-- begin Stored data --
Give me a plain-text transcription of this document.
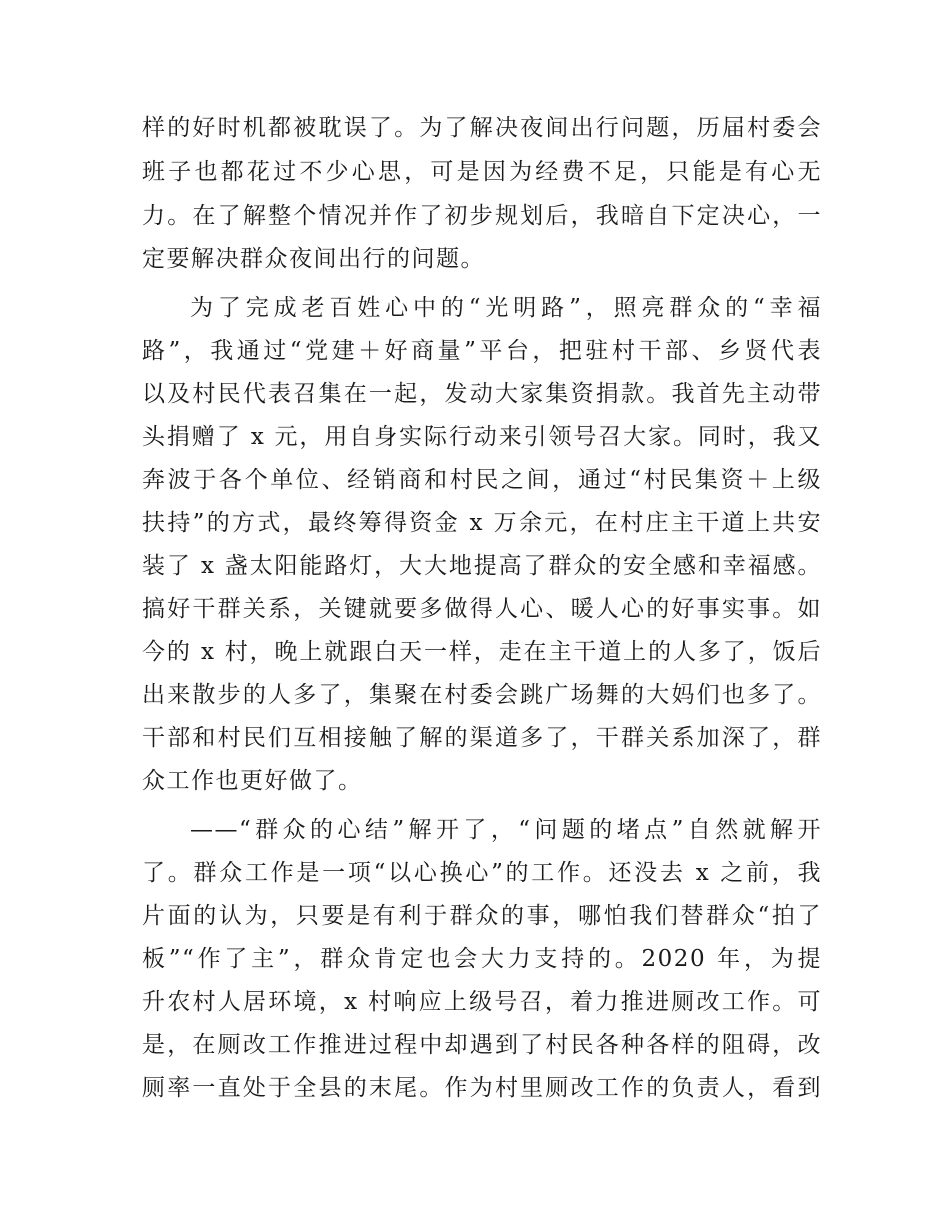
样的好时机都被耽误了。为了解决夜间出行问题，历届村委会
班子也都花过不少心思，可是因为经费不足，只能是有心无
力。在了解整个情况并作了初步规划后，我暗自下定决心，一
定要解决群众夜间出行的问题。
为了完成老百姓心中的“光明路”，照亮群众的“幸福
路”，我通过“党建＋好商量”平台，把驻村干部、乡贤代表
以及村民代表召集在一起，发动大家集资捐款。我首先主动带
头捐赠了 x 元，用自身实际行动来引领号召大家。同时，我又
奔波于各个单位、经销商和村民之间，通过“村民集资＋上级
扶持”的方式，最终筹得资金 x 万余元，在村庄主干道上共安
装了 x 盏太阳能路灯，大大地提高了群众的安全感和幸福感。
搞好干群关系，关键就要多做得人心、暖人心的好事实事。如
今的 x 村，晚上就跟白天一样，走在主干道上的人多了，饭后
出来散步的人多了，集聚在村委会跳广场舞的大妈们也多了。
干部和村民们互相接触了解的渠道多了，干群关系加深了，群
众工作也更好做了。
——“群众的心结”解开了，“问题的堵点”自然就解开
了。群众工作是一项“以心换心”的工作。还没去 x 之前，我
片面的认为，只要是有利于群众的事，哪怕我们替群众“拍了
板”“作了主”，群众肯定也会大力支持的。2020 年，为提
升农村人居环境，x 村响应上级号召，着力推进厕改工作。可
是，在厕改工作推进过程中却遇到了村民各种各样的阻碍，改
厕率一直处于全县的末尾。作为村里厕改工作的负责人，看到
-- end Stored data --
■ **Problem requirements**: Without the pictures, print the records in full, exactly as they appear.

■ **Written response**:
Give me a plain-text transcription of this document.
样的好时机都被耽误了。为了解决夜间出行问题，历届村委会
班子也都花过不少心思，可是因为经费不足，只能是有心无
力。在了解整个情况并作了初步规划后，我暗自下定决心，一
定要解决群众夜间出行的问题。
为了完成老百姓心中的“光明路”，照亮群众的“幸福
路”，我通过“党建＋好商量”平台，把驻村干部、乡贤代表
以及村民代表召集在一起，发动大家集资捐款。我首先主动带
头捐赠了 x 元，用自身实际行动来引领号召大家。同时，我又
奔波于各个单位、经销商和村民之间，通过“村民集资＋上级
扶持”的方式，最终筹得资金 x 万余元，在村庄主干道上共安
装了 x 盏太阳能路灯，大大地提高了群众的安全感和幸福感。
搞好干群关系，关键就要多做得人心、暖人心的好事实事。如
今的 x 村，晚上就跟白天一样，走在主干道上的人多了，饭后
出来散步的人多了，集聚在村委会跳广场舞的大妈们也多了。
干部和村民们互相接触了解的渠道多了，干群关系加深了，群
众工作也更好做了。
——“群众的心结”解开了，“问题的堵点”自然就解开
了。群众工作是一项“以心换心”的工作。还没去 x 之前，我
片面的认为，只要是有利于群众的事，哪怕我们替群众“拍了
板”“作了主”，群众肯定也会大力支持的。2020 年，为提
升农村人居环境，x 村响应上级号召，着力推进厕改工作。可
是，在厕改工作推进过程中却遇到了村民各种各样的阻碍，改
厕率一直处于全县的末尾。作为村里厕改工作的负责人，看到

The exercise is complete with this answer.